(Dataset rows about figures)
## Begin
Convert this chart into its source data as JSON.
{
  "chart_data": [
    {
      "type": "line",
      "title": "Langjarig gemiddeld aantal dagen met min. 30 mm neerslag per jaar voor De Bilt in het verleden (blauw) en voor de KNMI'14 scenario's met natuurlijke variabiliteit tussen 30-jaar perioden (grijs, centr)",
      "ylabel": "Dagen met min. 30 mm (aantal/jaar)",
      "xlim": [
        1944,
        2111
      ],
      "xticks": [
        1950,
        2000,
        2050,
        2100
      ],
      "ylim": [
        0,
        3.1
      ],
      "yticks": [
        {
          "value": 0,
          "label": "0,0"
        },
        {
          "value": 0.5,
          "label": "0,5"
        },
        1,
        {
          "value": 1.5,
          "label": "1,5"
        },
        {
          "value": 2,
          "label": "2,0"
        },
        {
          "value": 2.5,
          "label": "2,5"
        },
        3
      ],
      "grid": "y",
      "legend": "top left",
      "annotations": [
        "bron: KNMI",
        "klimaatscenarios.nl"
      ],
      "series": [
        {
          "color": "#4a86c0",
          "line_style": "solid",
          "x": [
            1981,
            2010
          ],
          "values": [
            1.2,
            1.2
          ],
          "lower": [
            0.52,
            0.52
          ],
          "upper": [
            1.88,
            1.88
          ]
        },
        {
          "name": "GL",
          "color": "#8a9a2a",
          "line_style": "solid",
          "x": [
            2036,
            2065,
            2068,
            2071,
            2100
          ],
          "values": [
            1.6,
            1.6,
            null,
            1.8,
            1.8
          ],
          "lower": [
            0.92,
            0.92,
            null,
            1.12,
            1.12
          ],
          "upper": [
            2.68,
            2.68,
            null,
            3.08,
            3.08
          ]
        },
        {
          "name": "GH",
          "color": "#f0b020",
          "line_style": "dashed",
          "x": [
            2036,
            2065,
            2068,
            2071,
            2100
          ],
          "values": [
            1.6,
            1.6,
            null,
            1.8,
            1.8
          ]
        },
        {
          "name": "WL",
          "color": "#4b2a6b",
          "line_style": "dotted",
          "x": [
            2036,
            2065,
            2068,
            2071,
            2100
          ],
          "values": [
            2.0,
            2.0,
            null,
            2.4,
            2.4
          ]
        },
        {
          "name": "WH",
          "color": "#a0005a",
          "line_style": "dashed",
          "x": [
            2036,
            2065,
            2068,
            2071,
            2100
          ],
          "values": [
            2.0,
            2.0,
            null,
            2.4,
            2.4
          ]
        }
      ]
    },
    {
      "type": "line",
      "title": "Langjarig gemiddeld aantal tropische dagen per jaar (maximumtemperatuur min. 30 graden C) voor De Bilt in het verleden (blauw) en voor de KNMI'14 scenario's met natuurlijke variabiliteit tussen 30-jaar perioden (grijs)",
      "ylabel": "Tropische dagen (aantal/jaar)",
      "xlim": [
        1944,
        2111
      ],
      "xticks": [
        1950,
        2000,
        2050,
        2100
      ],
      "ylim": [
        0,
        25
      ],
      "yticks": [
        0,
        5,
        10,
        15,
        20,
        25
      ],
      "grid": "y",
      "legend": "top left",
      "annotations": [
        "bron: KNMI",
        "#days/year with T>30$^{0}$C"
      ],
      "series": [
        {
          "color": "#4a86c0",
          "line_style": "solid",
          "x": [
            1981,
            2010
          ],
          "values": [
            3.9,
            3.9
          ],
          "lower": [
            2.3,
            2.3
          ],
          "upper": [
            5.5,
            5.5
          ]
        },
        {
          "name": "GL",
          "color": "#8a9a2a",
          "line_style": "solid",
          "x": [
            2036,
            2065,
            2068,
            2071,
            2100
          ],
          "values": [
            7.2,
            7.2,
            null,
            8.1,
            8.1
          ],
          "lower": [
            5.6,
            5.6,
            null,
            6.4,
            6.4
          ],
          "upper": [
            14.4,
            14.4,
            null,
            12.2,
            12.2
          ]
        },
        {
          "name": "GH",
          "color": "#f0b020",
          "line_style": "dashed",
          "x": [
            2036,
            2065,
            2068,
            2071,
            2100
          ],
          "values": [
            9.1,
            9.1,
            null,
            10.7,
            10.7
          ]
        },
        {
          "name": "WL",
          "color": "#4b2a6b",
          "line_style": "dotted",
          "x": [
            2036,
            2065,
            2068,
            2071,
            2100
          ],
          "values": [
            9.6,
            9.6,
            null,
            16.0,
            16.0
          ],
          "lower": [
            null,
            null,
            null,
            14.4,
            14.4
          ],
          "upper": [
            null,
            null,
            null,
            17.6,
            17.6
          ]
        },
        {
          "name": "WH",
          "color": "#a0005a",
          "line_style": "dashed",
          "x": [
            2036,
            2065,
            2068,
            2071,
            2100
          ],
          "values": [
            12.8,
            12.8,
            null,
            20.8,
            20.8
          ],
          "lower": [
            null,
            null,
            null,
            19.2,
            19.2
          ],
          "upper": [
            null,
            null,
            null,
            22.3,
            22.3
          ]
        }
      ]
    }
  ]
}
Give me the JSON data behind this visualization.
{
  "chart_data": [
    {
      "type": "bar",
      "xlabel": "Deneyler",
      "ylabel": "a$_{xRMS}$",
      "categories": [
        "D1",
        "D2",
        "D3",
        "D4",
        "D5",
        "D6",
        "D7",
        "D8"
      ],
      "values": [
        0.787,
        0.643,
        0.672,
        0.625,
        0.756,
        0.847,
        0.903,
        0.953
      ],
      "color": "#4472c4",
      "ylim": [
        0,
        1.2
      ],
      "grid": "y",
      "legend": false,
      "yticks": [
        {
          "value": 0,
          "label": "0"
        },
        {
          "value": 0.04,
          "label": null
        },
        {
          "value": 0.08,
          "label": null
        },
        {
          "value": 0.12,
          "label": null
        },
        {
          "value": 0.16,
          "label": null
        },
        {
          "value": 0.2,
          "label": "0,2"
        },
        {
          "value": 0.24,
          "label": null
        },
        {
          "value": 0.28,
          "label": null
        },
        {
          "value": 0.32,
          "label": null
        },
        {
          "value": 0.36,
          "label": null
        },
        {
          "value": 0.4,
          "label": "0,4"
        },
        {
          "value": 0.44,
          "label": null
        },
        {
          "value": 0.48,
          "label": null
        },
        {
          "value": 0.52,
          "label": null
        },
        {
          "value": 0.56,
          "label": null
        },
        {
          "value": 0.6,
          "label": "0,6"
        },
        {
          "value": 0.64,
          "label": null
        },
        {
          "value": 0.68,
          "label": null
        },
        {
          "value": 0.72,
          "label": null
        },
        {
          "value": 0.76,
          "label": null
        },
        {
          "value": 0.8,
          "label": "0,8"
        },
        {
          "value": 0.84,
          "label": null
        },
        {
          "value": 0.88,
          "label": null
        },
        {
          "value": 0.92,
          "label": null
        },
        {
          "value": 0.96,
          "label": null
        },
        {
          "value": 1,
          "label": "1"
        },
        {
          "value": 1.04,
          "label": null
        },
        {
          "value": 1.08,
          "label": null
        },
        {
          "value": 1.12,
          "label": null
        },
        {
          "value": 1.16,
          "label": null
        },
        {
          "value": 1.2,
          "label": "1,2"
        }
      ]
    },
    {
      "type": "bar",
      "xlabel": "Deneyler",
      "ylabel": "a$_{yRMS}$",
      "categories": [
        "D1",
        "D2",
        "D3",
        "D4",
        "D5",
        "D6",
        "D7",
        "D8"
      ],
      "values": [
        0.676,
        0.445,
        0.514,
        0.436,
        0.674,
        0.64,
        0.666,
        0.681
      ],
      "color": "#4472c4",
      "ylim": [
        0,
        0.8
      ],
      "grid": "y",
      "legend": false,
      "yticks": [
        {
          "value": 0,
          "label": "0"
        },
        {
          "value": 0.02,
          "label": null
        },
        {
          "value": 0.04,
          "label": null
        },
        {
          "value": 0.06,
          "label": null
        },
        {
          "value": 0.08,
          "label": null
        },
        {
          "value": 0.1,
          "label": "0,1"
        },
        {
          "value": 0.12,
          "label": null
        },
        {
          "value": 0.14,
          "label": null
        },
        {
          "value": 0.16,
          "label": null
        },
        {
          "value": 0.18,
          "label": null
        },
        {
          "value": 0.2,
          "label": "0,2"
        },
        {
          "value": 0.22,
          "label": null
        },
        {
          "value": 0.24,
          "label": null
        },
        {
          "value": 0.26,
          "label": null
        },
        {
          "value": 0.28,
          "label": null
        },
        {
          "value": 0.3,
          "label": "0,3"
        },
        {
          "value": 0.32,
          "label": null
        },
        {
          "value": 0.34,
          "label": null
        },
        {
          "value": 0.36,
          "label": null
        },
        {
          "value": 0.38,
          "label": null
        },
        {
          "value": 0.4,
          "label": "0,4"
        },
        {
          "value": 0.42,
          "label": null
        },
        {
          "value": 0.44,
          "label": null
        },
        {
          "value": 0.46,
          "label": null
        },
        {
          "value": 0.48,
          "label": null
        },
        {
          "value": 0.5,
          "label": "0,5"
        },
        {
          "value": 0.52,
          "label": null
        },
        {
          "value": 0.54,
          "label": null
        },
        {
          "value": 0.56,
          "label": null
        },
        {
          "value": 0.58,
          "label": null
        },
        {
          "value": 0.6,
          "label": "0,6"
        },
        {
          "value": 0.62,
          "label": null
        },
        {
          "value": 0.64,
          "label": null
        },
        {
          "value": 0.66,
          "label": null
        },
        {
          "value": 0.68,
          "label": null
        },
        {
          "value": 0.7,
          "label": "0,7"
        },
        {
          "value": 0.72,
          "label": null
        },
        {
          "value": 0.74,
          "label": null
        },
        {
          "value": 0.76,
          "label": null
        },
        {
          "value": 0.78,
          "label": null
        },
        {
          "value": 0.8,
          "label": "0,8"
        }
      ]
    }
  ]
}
## End
**Problem statement**
Write down only how many lines in the listing contain the word "tussen".

**Answer in full**
2